EXERCISE PROMPT
Return all the data, word for word.

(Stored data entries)

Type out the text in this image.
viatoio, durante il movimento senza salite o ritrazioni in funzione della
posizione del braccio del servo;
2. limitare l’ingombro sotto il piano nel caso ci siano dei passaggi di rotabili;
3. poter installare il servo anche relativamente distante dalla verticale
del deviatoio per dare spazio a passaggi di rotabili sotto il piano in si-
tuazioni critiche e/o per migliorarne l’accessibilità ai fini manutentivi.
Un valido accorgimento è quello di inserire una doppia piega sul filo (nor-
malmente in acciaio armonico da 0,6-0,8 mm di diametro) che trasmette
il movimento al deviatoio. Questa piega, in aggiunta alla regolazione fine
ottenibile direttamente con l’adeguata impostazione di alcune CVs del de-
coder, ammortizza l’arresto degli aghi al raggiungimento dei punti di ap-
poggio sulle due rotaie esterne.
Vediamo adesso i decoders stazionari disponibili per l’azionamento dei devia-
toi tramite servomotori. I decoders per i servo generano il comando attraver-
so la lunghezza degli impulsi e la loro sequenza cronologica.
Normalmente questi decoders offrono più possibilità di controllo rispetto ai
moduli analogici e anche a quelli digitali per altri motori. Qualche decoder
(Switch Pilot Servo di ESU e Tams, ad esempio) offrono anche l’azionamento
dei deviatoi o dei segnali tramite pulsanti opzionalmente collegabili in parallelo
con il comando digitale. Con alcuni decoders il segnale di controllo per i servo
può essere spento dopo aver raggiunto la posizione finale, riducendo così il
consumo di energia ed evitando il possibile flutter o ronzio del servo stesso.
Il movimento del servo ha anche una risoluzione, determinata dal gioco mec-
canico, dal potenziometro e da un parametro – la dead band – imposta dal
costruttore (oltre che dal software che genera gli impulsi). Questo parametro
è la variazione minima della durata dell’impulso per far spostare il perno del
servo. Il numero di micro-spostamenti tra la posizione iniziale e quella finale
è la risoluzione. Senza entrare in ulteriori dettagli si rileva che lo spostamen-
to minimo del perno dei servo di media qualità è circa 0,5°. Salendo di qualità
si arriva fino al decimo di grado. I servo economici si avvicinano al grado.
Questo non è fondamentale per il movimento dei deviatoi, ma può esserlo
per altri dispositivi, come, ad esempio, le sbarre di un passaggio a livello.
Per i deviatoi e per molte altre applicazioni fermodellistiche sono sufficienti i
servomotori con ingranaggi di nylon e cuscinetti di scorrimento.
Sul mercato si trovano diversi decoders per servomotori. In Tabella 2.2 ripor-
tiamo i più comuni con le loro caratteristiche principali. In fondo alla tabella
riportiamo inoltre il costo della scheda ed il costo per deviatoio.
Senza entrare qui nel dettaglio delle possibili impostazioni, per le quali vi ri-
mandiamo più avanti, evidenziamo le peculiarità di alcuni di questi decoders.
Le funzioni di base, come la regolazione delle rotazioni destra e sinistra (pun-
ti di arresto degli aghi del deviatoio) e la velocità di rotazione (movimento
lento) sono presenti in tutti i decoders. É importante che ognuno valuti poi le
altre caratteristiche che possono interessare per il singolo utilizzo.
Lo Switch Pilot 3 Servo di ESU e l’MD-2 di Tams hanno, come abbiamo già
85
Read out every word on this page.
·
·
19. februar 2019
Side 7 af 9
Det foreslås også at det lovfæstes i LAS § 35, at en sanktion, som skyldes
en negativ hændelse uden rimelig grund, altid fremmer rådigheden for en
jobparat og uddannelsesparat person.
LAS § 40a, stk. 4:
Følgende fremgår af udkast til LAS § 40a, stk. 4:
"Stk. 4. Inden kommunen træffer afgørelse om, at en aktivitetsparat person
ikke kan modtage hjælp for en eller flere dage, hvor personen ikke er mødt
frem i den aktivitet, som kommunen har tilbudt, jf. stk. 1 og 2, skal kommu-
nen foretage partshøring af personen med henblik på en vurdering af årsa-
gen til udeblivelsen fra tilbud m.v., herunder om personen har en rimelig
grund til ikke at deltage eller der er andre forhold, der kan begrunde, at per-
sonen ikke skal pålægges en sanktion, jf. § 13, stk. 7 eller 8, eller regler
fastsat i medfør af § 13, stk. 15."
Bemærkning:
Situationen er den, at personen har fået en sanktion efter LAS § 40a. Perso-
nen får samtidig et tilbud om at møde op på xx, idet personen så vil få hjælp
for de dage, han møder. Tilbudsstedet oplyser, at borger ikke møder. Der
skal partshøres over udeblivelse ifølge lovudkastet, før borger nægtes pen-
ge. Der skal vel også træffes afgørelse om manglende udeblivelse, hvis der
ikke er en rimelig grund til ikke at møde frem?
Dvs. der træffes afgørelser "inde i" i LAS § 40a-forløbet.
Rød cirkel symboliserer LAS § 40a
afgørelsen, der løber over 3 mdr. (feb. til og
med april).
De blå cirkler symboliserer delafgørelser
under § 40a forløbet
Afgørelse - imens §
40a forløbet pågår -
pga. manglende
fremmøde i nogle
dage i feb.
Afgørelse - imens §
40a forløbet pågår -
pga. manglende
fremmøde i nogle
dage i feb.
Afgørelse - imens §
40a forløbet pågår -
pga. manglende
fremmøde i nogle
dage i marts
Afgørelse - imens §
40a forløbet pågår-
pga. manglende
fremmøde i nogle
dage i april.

ANSWER FOR THE TASK
Type out the text in this image.
viatoio, durante il movimento senza salite o ritrazioni in funzione della
posizione del braccio del servo;
2. limitare l’ingombro sotto il piano nel caso ci siano dei passaggi di rotabili;
3. poter installare il servo anche relativamente distante dalla verticale
del deviatoio per dare spazio a passaggi di rotabili sotto il piano in si-
tuazioni critiche e/o per migliorarne l’accessibilità ai fini manutentivi.
Un valido accorgimento è quello di inserire una doppia piega sul filo (nor-
malmente in acciaio armonico da 0,6-0,8 mm di diametro) che trasmette
il movimento al deviatoio. Questa piega, in aggiunta alla regolazione fine
ottenibile direttamente con l’adeguata impostazione di alcune CVs del de-
coder, ammortizza l’arresto degli aghi al raggiungimento dei punti di ap-
poggio sulle due rotaie esterne.
Vediamo adesso i decoders stazionari disponibili per l’azionamento dei devia-
toi tramite servomotori. I decoders per i servo generano il comando attraver-
so la lunghezza degli impulsi e la loro sequenza cronologica.
Normalmente questi decoders offrono più possibilità di controllo rispetto ai
moduli analogici e anche a quelli digitali per altri motori. Qualche decoder
(Switch Pilot Servo di ESU e Tams, ad esempio) offrono anche l’azionamento
dei deviatoi o dei segnali tramite pulsanti opzionalmente collegabili in parallelo
con il comando digitale. Con alcuni decoders il segnale di controllo per i servo
può essere spento dopo aver raggiunto la posizione finale, riducendo così il
consumo di energia ed evitando il possibile flutter o ronzio del servo stesso.
Il movimento del servo ha anche una risoluzione, determinata dal gioco mec-
canico, dal potenziometro e da un parametro – la dead band – imposta dal
costruttore (oltre che dal software che genera gli impulsi). Questo parametro
è la variazione minima della durata dell’impulso per far spostare il perno del
servo. Il numero di micro-spostamenti tra la posizione iniziale e quella finale
è la risoluzione. Senza entrare in ulteriori dettagli si rileva che lo spostamen-
to minimo del perno dei servo di media qualità è circa 0,5°. Salendo di qualità
si arriva fino al decimo di grado. I servo economici si avvicinano al grado.
Questo non è fondamentale per il movimento dei deviatoi, ma può esserlo
per altri dispositivi, come, ad esempio, le sbarre di un passaggio a livello.
Per i deviatoi e per molte altre applicazioni fermodellistiche sono sufficienti i
servomotori con ingranaggi di nylon e cuscinetti di scorrimento.
Sul mercato si trovano diversi decoders per servomotori. In Tabella 2.2 ripor-
tiamo i più comuni con le loro caratteristiche principali. In fondo alla tabella
riportiamo inoltre il costo della scheda ed il costo per deviatoio.
Senza entrare qui nel dettaglio delle possibili impostazioni, per le quali vi ri-
mandiamo più avanti, evidenziamo le peculiarità di alcuni di questi decoders.
Le funzioni di base, come la regolazione delle rotazioni destra e sinistra (pun-
ti di arresto degli aghi del deviatoio) e la velocità di rotazione (movimento
lento) sono presenti in tutti i decoders. É importante che ognuno valuti poi le
altre caratteristiche che possono interessare per il singolo utilizzo.
Lo Switch Pilot 3 Servo di ESU e l’MD-2 di Tams hanno, come abbiamo già
85
Read out every word on this page.
·
·
19. februar 2019
Side 7 af 9
Det foreslås også at det lovfæstes i LAS § 35, at en sanktion, som skyldes
en negativ hændelse uden rimelig grund, altid fremmer rådigheden for en
jobparat og uddannelsesparat person.
LAS § 40a, stk. 4:
Følgende fremgår af udkast til LAS § 40a, stk. 4:
"Stk. 4. Inden kommunen træffer afgørelse om, at en aktivitetsparat person
ikke kan modtage hjælp for en eller flere dage, hvor personen ikke er mødt
frem i den aktivitet, som kommunen har tilbudt, jf. stk. 1 og 2, skal kommu-
nen foretage partshøring af personen med henblik på en vurdering af årsa-
gen til udeblivelsen fra tilbud m.v., herunder om personen har en rimelig
grund til ikke at deltage eller der er andre forhold, der kan begrunde, at per-
sonen ikke skal pålægges en sanktion, jf. § 13, stk. 7 eller 8, eller regler
fastsat i medfør af § 13, stk. 15."
Bemærkning:
Situationen er den, at personen har fået en sanktion efter LAS § 40a. Perso-
nen får samtidig et tilbud om at møde op på xx, idet personen så vil få hjælp
for de dage, han møder. Tilbudsstedet oplyser, at borger ikke møder. Der
skal partshøres over udeblivelse ifølge lovudkastet, før borger nægtes pen-
ge. Der skal vel også træffes afgørelse om manglende udeblivelse, hvis der
ikke er en rimelig grund til ikke at møde frem?
Dvs. der træffes afgørelser "inde i" i LAS § 40a-forløbet.
Rød cirkel symboliserer LAS § 40a
afgørelsen, der løber over 3 mdr. (feb. til og
med april).
De blå cirkler symboliserer delafgørelser
under § 40a forløbet
Afgørelse - imens §
40a forløbet pågår -
pga. manglende
fremmøde i nogle
dage i feb.
Afgørelse - imens §
40a forløbet pågår -
pga. manglende
fremmøde i nogle
dage i feb.
Afgørelse - imens §
40a forløbet pågår -
pga. manglende
fremmøde i nogle
dage i marts
Afgørelse - imens §
40a forløbet pågår-
pga. manglende
fremmøde i nogle
dage i april.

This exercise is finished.